* **THE TASK**: For each line below that contains the string "color", copy that line.

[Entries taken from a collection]
····················
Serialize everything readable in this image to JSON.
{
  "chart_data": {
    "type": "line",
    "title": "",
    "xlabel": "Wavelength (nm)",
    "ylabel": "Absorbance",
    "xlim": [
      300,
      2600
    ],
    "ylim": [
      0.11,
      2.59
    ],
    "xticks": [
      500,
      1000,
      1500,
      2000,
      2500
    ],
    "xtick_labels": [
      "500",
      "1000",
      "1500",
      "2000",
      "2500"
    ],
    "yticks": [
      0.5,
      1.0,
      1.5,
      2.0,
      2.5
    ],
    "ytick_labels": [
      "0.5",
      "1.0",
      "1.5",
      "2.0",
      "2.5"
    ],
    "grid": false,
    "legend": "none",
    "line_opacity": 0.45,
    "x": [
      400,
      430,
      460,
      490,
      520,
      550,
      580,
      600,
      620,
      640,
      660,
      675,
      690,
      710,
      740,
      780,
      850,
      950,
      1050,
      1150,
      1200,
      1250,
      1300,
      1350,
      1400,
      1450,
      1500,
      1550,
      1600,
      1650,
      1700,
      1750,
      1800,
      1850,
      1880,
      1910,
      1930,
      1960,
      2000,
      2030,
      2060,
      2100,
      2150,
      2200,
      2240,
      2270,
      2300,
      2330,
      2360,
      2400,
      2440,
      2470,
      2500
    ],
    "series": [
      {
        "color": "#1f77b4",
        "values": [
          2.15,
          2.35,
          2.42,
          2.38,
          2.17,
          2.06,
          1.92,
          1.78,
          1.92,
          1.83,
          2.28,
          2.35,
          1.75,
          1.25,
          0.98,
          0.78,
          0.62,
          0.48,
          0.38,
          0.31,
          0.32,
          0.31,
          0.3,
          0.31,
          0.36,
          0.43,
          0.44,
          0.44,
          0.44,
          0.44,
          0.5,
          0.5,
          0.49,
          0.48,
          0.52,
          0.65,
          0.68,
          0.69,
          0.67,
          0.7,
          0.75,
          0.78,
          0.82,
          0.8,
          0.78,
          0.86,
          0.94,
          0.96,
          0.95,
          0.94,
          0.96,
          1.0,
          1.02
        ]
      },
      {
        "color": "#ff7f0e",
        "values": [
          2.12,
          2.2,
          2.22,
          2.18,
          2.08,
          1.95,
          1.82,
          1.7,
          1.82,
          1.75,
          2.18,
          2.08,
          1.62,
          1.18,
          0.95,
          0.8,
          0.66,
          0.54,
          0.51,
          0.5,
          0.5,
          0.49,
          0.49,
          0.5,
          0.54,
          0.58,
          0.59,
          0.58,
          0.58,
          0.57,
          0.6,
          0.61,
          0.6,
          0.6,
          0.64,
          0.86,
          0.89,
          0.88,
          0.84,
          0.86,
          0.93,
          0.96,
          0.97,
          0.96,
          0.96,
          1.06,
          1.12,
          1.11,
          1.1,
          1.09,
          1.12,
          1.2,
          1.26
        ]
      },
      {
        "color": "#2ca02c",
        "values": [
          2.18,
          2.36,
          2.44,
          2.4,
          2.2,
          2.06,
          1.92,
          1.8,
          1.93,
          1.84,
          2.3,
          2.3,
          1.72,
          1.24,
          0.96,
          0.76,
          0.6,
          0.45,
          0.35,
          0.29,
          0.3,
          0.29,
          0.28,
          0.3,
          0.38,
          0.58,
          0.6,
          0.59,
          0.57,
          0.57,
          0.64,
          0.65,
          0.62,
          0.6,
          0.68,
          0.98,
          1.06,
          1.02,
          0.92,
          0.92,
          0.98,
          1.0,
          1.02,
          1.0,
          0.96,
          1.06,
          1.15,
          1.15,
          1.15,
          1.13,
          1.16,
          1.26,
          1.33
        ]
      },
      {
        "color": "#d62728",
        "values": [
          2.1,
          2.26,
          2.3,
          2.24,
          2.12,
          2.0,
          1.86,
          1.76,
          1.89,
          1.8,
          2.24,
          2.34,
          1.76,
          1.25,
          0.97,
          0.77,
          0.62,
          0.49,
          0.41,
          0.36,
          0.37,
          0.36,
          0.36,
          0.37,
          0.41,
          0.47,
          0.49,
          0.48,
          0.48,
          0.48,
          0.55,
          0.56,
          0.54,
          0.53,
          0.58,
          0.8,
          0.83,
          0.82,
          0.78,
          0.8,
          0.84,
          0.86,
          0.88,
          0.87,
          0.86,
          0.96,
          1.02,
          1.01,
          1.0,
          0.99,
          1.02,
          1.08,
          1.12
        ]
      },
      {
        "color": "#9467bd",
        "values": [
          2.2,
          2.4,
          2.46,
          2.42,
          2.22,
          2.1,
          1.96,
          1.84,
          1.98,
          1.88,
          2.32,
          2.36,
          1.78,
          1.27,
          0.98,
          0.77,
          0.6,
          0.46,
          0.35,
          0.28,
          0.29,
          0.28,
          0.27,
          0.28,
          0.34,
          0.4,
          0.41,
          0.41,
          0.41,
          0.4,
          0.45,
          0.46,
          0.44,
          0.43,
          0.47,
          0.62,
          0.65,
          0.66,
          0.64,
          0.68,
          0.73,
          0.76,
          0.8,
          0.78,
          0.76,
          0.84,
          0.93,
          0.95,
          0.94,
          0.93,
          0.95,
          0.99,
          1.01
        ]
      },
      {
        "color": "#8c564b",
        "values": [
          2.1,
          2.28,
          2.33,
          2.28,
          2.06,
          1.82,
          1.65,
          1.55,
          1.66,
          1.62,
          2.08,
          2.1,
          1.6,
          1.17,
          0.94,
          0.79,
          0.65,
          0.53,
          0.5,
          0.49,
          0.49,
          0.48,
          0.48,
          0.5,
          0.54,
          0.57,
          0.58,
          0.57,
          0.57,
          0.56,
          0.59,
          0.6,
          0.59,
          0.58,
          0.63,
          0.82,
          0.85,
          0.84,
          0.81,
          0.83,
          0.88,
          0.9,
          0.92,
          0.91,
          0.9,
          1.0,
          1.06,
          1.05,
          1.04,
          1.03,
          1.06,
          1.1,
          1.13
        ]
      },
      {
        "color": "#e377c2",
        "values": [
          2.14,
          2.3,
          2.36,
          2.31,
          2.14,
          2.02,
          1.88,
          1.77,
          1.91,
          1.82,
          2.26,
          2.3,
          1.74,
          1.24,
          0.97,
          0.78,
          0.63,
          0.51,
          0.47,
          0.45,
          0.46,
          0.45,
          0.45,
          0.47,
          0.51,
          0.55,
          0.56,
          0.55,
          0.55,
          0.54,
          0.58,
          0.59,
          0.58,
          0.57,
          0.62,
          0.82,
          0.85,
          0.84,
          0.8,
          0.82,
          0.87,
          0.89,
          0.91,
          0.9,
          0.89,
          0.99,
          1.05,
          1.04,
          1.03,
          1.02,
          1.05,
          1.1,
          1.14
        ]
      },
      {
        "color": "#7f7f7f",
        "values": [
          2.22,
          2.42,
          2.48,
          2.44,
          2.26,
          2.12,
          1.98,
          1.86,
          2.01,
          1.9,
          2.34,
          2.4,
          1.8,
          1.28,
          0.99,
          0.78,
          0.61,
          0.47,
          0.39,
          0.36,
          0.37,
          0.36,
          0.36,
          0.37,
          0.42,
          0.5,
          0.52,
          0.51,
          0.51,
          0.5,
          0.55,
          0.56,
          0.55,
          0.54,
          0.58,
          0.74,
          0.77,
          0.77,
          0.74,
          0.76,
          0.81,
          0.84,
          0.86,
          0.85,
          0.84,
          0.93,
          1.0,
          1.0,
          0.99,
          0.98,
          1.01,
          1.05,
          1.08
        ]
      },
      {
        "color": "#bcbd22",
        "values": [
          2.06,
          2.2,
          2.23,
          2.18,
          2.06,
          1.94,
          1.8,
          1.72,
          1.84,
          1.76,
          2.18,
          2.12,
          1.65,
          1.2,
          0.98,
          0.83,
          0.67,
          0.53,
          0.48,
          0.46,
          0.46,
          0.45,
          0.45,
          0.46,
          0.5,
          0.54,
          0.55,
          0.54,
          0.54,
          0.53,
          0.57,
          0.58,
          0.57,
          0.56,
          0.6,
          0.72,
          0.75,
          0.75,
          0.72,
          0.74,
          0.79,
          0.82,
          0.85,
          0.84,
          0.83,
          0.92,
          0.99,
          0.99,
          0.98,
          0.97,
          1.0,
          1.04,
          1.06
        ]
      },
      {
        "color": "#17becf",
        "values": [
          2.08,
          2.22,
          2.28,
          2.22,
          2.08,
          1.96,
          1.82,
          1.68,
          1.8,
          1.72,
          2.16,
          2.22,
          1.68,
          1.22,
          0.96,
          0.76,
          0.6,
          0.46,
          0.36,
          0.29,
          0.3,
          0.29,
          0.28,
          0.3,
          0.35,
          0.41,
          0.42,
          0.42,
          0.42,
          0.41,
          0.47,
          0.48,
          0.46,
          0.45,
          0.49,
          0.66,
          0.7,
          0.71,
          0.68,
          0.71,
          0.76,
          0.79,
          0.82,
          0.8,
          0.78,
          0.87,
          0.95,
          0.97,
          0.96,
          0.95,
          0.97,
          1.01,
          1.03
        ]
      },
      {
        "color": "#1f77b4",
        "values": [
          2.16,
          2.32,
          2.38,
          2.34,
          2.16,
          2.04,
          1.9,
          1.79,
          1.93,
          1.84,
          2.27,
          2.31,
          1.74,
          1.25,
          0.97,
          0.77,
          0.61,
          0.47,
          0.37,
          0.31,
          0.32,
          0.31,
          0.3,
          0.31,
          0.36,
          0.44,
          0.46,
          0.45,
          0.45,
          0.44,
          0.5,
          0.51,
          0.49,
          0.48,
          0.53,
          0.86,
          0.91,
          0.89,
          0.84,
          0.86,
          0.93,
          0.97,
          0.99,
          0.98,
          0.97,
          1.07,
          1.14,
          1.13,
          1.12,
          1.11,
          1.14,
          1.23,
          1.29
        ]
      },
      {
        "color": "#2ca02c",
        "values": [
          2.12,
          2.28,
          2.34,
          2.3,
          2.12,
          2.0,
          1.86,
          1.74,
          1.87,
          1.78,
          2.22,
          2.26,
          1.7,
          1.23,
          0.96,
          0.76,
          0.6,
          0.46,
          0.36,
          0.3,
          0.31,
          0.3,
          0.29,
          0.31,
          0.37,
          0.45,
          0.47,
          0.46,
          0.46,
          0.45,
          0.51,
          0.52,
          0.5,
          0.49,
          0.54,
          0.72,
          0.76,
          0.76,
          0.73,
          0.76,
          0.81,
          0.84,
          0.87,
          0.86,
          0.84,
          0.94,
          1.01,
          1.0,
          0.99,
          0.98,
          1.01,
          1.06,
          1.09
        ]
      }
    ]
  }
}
····················
* **FINAL RESULT**:
        "color": "#1f77b4",
        "color": "#ff7f0e",
        "color": "#2ca02c",
        "color": "#d62728",
        "color": "#9467bd",
        "color": "#8c564b",
        "color": "#e377c2",
        "color": "#7f7f7f",
        "color": "#bcbd22",
        "color": "#17becf",
        "color": "#1f77b4",
        "color": "#2ca02c",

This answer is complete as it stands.